> **GIVEN INSTRUCTION**: Present the following entries again, word for word and in full.

> **DATA RECORDS**:
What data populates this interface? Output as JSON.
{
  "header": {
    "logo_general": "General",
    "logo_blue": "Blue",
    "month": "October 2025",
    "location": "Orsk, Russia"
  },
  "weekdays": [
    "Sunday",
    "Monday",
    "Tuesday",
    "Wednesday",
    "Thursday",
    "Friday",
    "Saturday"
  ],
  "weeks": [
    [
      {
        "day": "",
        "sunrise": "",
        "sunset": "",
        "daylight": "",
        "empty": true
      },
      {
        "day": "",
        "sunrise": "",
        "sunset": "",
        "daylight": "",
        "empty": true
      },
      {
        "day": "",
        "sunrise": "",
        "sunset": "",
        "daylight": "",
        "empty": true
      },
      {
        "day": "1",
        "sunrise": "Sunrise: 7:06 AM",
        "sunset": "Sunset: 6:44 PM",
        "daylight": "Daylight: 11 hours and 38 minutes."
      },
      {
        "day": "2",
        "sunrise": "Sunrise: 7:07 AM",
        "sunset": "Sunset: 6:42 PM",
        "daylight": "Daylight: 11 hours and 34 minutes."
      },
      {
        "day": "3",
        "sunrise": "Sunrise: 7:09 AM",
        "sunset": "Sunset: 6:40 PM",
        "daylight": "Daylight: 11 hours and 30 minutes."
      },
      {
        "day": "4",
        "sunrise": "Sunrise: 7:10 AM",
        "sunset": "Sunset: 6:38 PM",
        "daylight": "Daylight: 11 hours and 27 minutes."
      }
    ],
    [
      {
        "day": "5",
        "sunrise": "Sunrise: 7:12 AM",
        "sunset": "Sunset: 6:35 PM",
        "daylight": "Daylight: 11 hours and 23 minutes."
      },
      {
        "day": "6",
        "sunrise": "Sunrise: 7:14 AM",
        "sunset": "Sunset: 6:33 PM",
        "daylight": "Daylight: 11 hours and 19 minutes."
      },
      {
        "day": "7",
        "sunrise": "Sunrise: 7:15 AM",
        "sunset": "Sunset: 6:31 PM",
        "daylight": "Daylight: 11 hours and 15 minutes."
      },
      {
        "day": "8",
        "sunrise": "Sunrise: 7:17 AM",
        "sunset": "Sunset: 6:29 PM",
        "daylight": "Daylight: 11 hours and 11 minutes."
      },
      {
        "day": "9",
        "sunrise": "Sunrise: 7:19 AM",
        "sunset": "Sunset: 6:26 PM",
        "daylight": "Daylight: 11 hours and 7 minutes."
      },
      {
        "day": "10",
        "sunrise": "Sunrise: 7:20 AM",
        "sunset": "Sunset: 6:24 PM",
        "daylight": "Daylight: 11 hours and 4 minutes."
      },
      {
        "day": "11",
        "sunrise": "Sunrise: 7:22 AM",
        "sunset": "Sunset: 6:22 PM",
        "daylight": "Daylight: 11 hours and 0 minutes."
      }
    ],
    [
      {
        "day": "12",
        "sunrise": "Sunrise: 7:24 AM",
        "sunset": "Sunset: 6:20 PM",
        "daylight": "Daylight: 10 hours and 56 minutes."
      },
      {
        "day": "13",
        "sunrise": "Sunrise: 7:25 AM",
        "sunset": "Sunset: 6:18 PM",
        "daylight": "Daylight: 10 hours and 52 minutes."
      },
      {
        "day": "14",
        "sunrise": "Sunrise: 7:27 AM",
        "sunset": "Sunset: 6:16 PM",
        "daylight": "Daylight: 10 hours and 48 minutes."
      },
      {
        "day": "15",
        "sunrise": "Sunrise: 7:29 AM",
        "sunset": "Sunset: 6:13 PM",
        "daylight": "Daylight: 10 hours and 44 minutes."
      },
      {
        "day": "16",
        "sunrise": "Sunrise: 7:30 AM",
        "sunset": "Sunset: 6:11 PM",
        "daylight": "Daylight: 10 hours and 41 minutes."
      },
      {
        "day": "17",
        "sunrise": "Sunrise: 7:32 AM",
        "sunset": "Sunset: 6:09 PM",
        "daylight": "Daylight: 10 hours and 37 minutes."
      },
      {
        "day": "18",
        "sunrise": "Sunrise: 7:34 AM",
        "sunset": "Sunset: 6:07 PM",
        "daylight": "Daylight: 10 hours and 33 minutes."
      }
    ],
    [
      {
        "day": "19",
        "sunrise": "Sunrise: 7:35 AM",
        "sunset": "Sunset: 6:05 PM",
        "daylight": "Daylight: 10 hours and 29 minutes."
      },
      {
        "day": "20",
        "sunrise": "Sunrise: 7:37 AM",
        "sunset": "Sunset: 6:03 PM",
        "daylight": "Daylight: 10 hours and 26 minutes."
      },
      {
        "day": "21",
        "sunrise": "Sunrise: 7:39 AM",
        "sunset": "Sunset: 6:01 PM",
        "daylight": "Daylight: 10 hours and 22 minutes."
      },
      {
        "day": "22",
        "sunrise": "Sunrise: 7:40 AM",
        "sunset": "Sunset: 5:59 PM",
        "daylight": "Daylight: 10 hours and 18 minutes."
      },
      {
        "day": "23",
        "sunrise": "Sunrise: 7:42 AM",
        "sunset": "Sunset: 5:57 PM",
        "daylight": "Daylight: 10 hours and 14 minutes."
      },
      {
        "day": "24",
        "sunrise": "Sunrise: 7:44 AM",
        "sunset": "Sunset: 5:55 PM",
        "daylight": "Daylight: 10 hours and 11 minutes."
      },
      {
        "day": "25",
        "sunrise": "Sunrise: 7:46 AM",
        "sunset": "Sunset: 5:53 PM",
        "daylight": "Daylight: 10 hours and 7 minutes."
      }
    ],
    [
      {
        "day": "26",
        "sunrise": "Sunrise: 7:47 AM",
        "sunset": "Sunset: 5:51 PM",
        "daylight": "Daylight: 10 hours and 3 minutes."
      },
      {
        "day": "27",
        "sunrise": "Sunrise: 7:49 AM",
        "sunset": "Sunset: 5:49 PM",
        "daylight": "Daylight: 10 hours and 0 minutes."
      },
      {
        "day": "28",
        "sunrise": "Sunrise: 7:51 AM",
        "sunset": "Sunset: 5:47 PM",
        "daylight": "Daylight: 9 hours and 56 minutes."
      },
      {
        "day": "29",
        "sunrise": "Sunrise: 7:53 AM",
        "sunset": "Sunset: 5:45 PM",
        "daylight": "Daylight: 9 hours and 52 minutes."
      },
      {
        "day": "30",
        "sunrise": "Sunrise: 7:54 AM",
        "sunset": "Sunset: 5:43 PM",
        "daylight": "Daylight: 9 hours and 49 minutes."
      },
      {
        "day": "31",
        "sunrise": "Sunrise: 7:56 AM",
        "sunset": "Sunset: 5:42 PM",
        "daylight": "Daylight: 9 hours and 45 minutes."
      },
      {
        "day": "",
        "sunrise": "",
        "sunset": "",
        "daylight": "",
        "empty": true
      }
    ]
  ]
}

> **ANSWER TO THE TASK**:
What data populates this interface? Output as JSON.
{
  "header": {
    "logo_general": "General",
    "logo_blue": "Blue",
    "month": "October 2025",
    "location": "Orsk, Russia"
  },
  "weekdays": [
    "Sunday",
    "Monday",
    "Tuesday",
    "Wednesday",
    "Thursday",
    "Friday",
    "Saturday"
  ],
  "weeks": [
    [
      {
        "day": "",
        "sunrise": "",
        "sunset": "",
        "daylight": "",
        "empty": true
      },
      {
        "day": "",
        "sunrise": "",
        "sunset": "",
        "daylight": "",
        "empty": true
      },
      {
        "day": "",
        "sunrise": "",
        "sunset": "",
        "daylight": "",
        "empty": true
      },
      {
        "day": "1",
        "sunrise": "Sunrise: 7:06 AM",
        "sunset": "Sunset: 6:44 PM",
        "daylight": "Daylight: 11 hours and 38 minutes."
      },
      {
        "day": "2",
        "sunrise": "Sunrise: 7:07 AM",
        "sunset": "Sunset: 6:42 PM",
        "daylight": "Daylight: 11 hours and 34 minutes."
      },
      {
        "day": "3",
        "sunrise": "Sunrise: 7:09 AM",
        "sunset": "Sunset: 6:40 PM",
        "daylight": "Daylight: 11 hours and 30 minutes."
      },
      {
        "day": "4",
        "sunrise": "Sunrise: 7:10 AM",
        "sunset": "Sunset: 6:38 PM",
        "daylight": "Daylight: 11 hours and 27 minutes."
      }
    ],
    [
      {
        "day": "5",
        "sunrise": "Sunrise: 7:12 AM",
        "sunset": "Sunset: 6:35 PM",
        "daylight": "Daylight: 11 hours and 23 minutes."
      },
      {
        "day": "6",
        "sunrise": "Sunrise: 7:14 AM",
        "sunset": "Sunset: 6:33 PM",
        "daylight": "Daylight: 11 hours and 19 minutes."
      },
      {
        "day": "7",
        "sunrise": "Sunrise: 7:15 AM",
        "sunset": "Sunset: 6:31 PM",
        "daylight": "Daylight: 11 hours and 15 minutes."
      },
      {
        "day": "8",
        "sunrise": "Sunrise: 7:17 AM",
        "sunset": "Sunset: 6:29 PM",
        "daylight": "Daylight: 11 hours and 11 minutes."
      },
      {
        "day": "9",
        "sunrise": "Sunrise: 7:19 AM",
        "sunset": "Sunset: 6:26 PM",
        "daylight": "Daylight: 11 hours and 7 minutes."
      },
      {
        "day": "10",
        "sunrise": "Sunrise: 7:20 AM",
        "sunset": "Sunset: 6:24 PM",
        "daylight": "Daylight: 11 hours and 4 minutes."
      },
      {
        "day": "11",
        "sunrise": "Sunrise: 7:22 AM",
        "sunset": "Sunset: 6:22 PM",
        "daylight": "Daylight: 11 hours and 0 minutes."
      }
    ],
    [
      {
        "day": "12",
        "sunrise": "Sunrise: 7:24 AM",
        "sunset": "Sunset: 6:20 PM",
        "daylight": "Daylight: 10 hours and 56 minutes."
      },
      {
        "day": "13",
        "sunrise": "Sunrise: 7:25 AM",
        "sunset": "Sunset: 6:18 PM",
        "daylight": "Daylight: 10 hours and 52 minutes."
      },
      {
        "day": "14",
        "sunrise": "Sunrise: 7:27 AM",
        "sunset": "Sunset: 6:16 PM",
        "daylight": "Daylight: 10 hours and 48 minutes."
      },
      {
        "day": "15",
        "sunrise": "Sunrise: 7:29 AM",
        "sunset": "Sunset: 6:13 PM",
        "daylight": "Daylight: 10 hours and 44 minutes."
      },
      {
        "day": "16",
        "sunrise": "Sunrise: 7:30 AM",
        "sunset": "Sunset: 6:11 PM",
        "daylight": "Daylight: 10 hours and 41 minutes."
      },
      {
        "day": "17",
        "sunrise": "Sunrise: 7:32 AM",
        "sunset": "Sunset: 6:09 PM",
        "daylight": "Daylight: 10 hours and 37 minutes."
      },
      {
        "day": "18",
        "sunrise": "Sunrise: 7:34 AM",
        "sunset": "Sunset: 6:07 PM",
        "daylight": "Daylight: 10 hours and 33 minutes."
      }
    ],
    [
      {
        "day": "19",
        "sunrise": "Sunrise: 7:35 AM",
        "sunset": "Sunset: 6:05 PM",
        "daylight": "Daylight: 10 hours and 29 minutes."
      },
      {
        "day": "20",
        "sunrise": "Sunrise: 7:37 AM",
        "sunset": "Sunset: 6:03 PM",
        "daylight": "Daylight: 10 hours and 26 minutes."
      },
      {
        "day": "21",
        "sunrise": "Sunrise: 7:39 AM",
        "sunset": "Sunset: 6:01 PM",
        "daylight": "Daylight: 10 hours and 22 minutes."
      },
      {
        "day": "22",
        "sunrise": "Sunrise: 7:40 AM",
        "sunset": "Sunset: 5:59 PM",
        "daylight": "Daylight: 10 hours and 18 minutes."
      },
      {
        "day": "23",
        "sunrise": "Sunrise: 7:42 AM",
        "sunset": "Sunset: 5:57 PM",
        "daylight": "Daylight: 10 hours and 14 minutes."
      },
      {
        "day": "24",
        "sunrise": "Sunrise: 7:44 AM",
        "sunset": "Sunset: 5:55 PM",
        "daylight": "Daylight: 10 hours and 11 minutes."
      },
      {
        "day": "25",
        "sunrise": "Sunrise: 7:46 AM",
        "sunset": "Sunset: 5:53 PM",
        "daylight": "Daylight: 10 hours and 7 minutes."
      }
    ],
    [
      {
        "day": "26",
        "sunrise": "Sunrise: 7:47 AM",
        "sunset": "Sunset: 5:51 PM",
        "daylight": "Daylight: 10 hours and 3 minutes."
      },
      {
        "day": "27",
        "sunrise": "Sunrise: 7:49 AM",
        "sunset": "Sunset: 5:49 PM",
        "daylight": "Daylight: 10 hours and 0 minutes."
      },
      {
        "day": "28",
        "sunrise": "Sunrise: 7:51 AM",
        "sunset": "Sunset: 5:47 PM",
        "daylight": "Daylight: 9 hours and 56 minutes."
      },
      {
        "day": "29",
        "sunrise": "Sunrise: 7:53 AM",
        "sunset": "Sunset: 5:45 PM",
        "daylight": "Daylight: 9 hours and 52 minutes."
      },
      {
        "day": "30",
        "sunrise": "Sunrise: 7:54 AM",
        "sunset": "Sunset: 5:43 PM",
        "daylight": "Daylight: 9 hours and 49 minutes."
      },
      {
        "day": "31",
        "sunrise": "Sunrise: 7:56 AM",
        "sunset": "Sunset: 5:42 PM",
        "daylight": "Daylight: 9 hours and 45 minutes."
      },
      {
        "day": "",
        "sunrise": "",
        "sunset": "",
        "daylight": "",
        "empty": true
      }
    ]
  ]
}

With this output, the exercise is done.